= What to produce =
All of the records below should be output exactly.

= Data supplied =
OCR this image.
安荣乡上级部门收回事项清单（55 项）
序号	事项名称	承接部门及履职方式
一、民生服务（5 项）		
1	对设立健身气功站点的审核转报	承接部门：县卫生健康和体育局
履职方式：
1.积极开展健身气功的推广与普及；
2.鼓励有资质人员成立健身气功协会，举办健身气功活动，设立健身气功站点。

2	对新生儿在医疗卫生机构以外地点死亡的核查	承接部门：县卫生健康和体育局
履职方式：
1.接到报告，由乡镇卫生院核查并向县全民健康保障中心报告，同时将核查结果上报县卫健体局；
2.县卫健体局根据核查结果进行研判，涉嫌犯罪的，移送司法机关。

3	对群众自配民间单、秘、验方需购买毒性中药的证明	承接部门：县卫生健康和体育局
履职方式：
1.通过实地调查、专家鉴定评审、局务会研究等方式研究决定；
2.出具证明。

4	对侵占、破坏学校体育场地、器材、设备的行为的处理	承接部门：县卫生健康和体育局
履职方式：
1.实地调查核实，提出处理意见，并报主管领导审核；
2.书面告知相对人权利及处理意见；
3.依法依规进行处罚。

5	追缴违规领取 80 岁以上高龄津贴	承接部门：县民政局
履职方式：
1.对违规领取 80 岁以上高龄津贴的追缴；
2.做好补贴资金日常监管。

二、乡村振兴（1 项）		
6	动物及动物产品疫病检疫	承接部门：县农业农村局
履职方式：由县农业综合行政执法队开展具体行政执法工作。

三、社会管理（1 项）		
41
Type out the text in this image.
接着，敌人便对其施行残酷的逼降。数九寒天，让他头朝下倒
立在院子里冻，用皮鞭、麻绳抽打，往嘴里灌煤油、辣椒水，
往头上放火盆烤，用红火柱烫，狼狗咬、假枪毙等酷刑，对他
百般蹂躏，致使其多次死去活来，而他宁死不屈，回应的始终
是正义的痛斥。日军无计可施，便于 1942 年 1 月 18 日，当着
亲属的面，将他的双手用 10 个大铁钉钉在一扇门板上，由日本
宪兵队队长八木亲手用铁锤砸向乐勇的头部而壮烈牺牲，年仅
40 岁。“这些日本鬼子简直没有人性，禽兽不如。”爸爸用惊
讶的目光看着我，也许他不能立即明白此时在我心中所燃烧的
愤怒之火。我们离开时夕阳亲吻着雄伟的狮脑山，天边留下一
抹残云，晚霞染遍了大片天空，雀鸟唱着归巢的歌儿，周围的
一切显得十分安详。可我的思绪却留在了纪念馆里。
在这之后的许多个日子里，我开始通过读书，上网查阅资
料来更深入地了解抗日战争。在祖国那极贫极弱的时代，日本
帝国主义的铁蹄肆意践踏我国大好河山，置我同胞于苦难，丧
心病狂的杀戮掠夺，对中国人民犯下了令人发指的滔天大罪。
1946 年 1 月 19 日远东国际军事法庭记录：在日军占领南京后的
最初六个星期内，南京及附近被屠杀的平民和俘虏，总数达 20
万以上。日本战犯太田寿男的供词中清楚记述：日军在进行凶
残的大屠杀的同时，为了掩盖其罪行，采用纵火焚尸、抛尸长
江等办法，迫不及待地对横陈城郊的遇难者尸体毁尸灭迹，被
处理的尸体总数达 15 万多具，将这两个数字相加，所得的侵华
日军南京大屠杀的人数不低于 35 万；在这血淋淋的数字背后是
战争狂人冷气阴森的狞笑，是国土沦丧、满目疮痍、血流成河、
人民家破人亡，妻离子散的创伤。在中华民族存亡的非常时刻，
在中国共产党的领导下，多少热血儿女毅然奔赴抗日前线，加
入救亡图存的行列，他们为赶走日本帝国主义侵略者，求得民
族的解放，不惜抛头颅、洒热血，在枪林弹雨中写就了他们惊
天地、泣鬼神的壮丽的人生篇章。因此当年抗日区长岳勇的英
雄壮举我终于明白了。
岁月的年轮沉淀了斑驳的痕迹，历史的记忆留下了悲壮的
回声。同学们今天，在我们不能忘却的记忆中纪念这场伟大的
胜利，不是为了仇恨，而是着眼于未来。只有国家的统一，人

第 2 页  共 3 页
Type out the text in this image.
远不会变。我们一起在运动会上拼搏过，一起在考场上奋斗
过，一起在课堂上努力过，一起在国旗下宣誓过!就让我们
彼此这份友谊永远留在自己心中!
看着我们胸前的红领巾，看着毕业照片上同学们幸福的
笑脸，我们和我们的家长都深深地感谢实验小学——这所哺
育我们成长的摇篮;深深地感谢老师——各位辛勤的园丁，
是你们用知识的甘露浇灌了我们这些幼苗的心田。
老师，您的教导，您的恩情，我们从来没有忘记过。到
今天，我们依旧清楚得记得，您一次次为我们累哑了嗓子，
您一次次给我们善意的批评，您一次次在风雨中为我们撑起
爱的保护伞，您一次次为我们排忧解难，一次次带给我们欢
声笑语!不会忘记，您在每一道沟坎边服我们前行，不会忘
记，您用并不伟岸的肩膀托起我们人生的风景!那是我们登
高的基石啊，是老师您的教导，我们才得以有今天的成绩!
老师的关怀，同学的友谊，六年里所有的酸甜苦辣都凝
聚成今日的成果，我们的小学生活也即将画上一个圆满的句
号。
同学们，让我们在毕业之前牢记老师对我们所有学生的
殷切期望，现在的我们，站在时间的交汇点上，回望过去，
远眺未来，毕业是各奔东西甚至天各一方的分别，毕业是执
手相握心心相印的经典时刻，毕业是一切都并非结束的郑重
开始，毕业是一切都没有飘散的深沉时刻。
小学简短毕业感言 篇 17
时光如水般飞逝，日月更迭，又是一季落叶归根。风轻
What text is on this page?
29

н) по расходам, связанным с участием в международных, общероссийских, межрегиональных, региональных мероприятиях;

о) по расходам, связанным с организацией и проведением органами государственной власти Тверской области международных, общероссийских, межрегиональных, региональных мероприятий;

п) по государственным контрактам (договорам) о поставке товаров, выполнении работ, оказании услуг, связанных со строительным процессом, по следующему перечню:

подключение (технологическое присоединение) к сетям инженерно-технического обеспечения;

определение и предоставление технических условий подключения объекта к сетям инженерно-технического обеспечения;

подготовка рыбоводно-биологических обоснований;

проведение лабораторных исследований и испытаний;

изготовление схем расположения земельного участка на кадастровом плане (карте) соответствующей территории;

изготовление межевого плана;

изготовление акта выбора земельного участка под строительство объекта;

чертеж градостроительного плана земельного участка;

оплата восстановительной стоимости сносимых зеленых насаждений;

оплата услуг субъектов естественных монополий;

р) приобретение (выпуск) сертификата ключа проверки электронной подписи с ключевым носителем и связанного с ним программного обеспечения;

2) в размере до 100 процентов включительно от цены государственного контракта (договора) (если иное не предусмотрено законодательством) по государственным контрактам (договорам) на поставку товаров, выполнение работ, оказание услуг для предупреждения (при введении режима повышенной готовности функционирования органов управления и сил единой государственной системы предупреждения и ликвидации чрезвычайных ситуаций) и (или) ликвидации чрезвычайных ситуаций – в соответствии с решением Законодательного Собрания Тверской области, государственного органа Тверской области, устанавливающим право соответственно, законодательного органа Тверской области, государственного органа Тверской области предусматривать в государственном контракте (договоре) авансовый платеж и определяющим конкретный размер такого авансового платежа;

= Result below =
OCR this image.
安荣乡上级部门收回事项清单（55 项）
序号	事项名称	承接部门及履职方式
一、民生服务（5 项）		
1	对设立健身气功站点的审核转报	承接部门：县卫生健康和体育局
履职方式：
1.积极开展健身气功的推广与普及；
2.鼓励有资质人员成立健身气功协会，举办健身气功活动，设立健身气功站点。

2	对新生儿在医疗卫生机构以外地点死亡的核查	承接部门：县卫生健康和体育局
履职方式：
1.接到报告，由乡镇卫生院核查并向县全民健康保障中心报告，同时将核查结果上报县卫健体局；
2.县卫健体局根据核查结果进行研判，涉嫌犯罪的，移送司法机关。

3	对群众自配民间单、秘、验方需购买毒性中药的证明	承接部门：县卫生健康和体育局
履职方式：
1.通过实地调查、专家鉴定评审、局务会研究等方式研究决定；
2.出具证明。

4	对侵占、破坏学校体育场地、器材、设备的行为的处理	承接部门：县卫生健康和体育局
履职方式：
1.实地调查核实，提出处理意见，并报主管领导审核；
2.书面告知相对人权利及处理意见；
3.依法依规进行处罚。

5	追缴违规领取 80 岁以上高龄津贴	承接部门：县民政局
履职方式：
1.对违规领取 80 岁以上高龄津贴的追缴；
2.做好补贴资金日常监管。

二、乡村振兴（1 项）		
6	动物及动物产品疫病检疫	承接部门：县农业农村局
履职方式：由县农业综合行政执法队开展具体行政执法工作。

三、社会管理（1 项）		
41
Type out the text in this image.
接着，敌人便对其施行残酷的逼降。数九寒天，让他头朝下倒
立在院子里冻，用皮鞭、麻绳抽打，往嘴里灌煤油、辣椒水，
往头上放火盆烤，用红火柱烫，狼狗咬、假枪毙等酷刑，对他
百般蹂躏，致使其多次死去活来，而他宁死不屈，回应的始终
是正义的痛斥。日军无计可施，便于 1942 年 1 月 18 日，当着
亲属的面，将他的双手用 10 个大铁钉钉在一扇门板上，由日本
宪兵队队长八木亲手用铁锤砸向乐勇的头部而壮烈牺牲，年仅
40 岁。“这些日本鬼子简直没有人性，禽兽不如。”爸爸用惊
讶的目光看着我，也许他不能立即明白此时在我心中所燃烧的
愤怒之火。我们离开时夕阳亲吻着雄伟的狮脑山，天边留下一
抹残云，晚霞染遍了大片天空，雀鸟唱着归巢的歌儿，周围的
一切显得十分安详。可我的思绪却留在了纪念馆里。
在这之后的许多个日子里，我开始通过读书，上网查阅资
料来更深入地了解抗日战争。在祖国那极贫极弱的时代，日本
帝国主义的铁蹄肆意践踏我国大好河山，置我同胞于苦难，丧
心病狂的杀戮掠夺，对中国人民犯下了令人发指的滔天大罪。
1946 年 1 月 19 日远东国际军事法庭记录：在日军占领南京后的
最初六个星期内，南京及附近被屠杀的平民和俘虏，总数达 20
万以上。日本战犯太田寿男的供词中清楚记述：日军在进行凶
残的大屠杀的同时，为了掩盖其罪行，采用纵火焚尸、抛尸长
江等办法，迫不及待地对横陈城郊的遇难者尸体毁尸灭迹，被
处理的尸体总数达 15 万多具，将这两个数字相加，所得的侵华
日军南京大屠杀的人数不低于 35 万；在这血淋淋的数字背后是
战争狂人冷气阴森的狞笑，是国土沦丧、满目疮痍、血流成河、
人民家破人亡，妻离子散的创伤。在中华民族存亡的非常时刻，
在中国共产党的领导下，多少热血儿女毅然奔赴抗日前线，加
入救亡图存的行列，他们为赶走日本帝国主义侵略者，求得民
族的解放，不惜抛头颅、洒热血，在枪林弹雨中写就了他们惊
天地、泣鬼神的壮丽的人生篇章。因此当年抗日区长岳勇的英
雄壮举我终于明白了。
岁月的年轮沉淀了斑驳的痕迹，历史的记忆留下了悲壮的
回声。同学们今天，在我们不能忘却的记忆中纪念这场伟大的
胜利，不是为了仇恨，而是着眼于未来。只有国家的统一，人

第 2 页  共 3 页
Type out the text in this image.
远不会变。我们一起在运动会上拼搏过，一起在考场上奋斗
过，一起在课堂上努力过，一起在国旗下宣誓过!就让我们
彼此这份友谊永远留在自己心中!
看着我们胸前的红领巾，看着毕业照片上同学们幸福的
笑脸，我们和我们的家长都深深地感谢实验小学——这所哺
育我们成长的摇篮;深深地感谢老师——各位辛勤的园丁，
是你们用知识的甘露浇灌了我们这些幼苗的心田。
老师，您的教导，您的恩情，我们从来没有忘记过。到
今天，我们依旧清楚得记得，您一次次为我们累哑了嗓子，
您一次次给我们善意的批评，您一次次在风雨中为我们撑起
爱的保护伞，您一次次为我们排忧解难，一次次带给我们欢
声笑语!不会忘记，您在每一道沟坎边服我们前行，不会忘
记，您用并不伟岸的肩膀托起我们人生的风景!那是我们登
高的基石啊，是老师您的教导，我们才得以有今天的成绩!
老师的关怀，同学的友谊，六年里所有的酸甜苦辣都凝
聚成今日的成果，我们的小学生活也即将画上一个圆满的句
号。
同学们，让我们在毕业之前牢记老师对我们所有学生的
殷切期望，现在的我们，站在时间的交汇点上，回望过去，
远眺未来，毕业是各奔东西甚至天各一方的分别，毕业是执
手相握心心相印的经典时刻，毕业是一切都并非结束的郑重
开始，毕业是一切都没有飘散的深沉时刻。
小学简短毕业感言 篇 17
时光如水般飞逝，日月更迭，又是一季落叶归根。风轻
What text is on this page?
29

н) по расходам, связанным с участием в международных, общероссийских, межрегиональных, региональных мероприятиях;

о) по расходам, связанным с организацией и проведением органами государственной власти Тверской области международных, общероссийских, межрегиональных, региональных мероприятий;

п) по государственным контрактам (договорам) о поставке товаров, выполнении работ, оказании услуг, связанных со строительным процессом, по следующему перечню:

подключение (технологическое присоединение) к сетям инженерно-технического обеспечения;

определение и предоставление технических условий подключения объекта к сетям инженерно-технического обеспечения;

подготовка рыбоводно-биологических обоснований;

проведение лабораторных исследований и испытаний;

изготовление схем расположения земельного участка на кадастровом плане (карте) соответствующей территории;

изготовление межевого плана;

изготовление акта выбора земельного участка под строительство объекта;

чертеж градостроительного плана земельного участка;

оплата восстановительной стоимости сносимых зеленых насаждений;

оплата услуг субъектов естественных монополий;

р) приобретение (выпуск) сертификата ключа проверки электронной подписи с ключевым носителем и связанного с ним программного обеспечения;

2) в размере до 100 процентов включительно от цены государственного контракта (договора) (если иное не предусмотрено законодательством) по государственным контрактам (договорам) на поставку товаров, выполнение работ, оказание услуг для предупреждения (при введении режима повышенной готовности функционирования органов управления и сил единой государственной системы предупреждения и ликвидации чрезвычайных ситуаций) и (или) ликвидации чрезвычайных ситуаций – в соответствии с решением Законодательного Собрания Тверской области, государственного органа Тверской области, устанавливающим право соответственно, законодательного органа Тверской области, государственного органа Тверской области предусматривать в государственном контракте (договоре) авансовый платеж и определяющим конкретный размер такого авансового платежа;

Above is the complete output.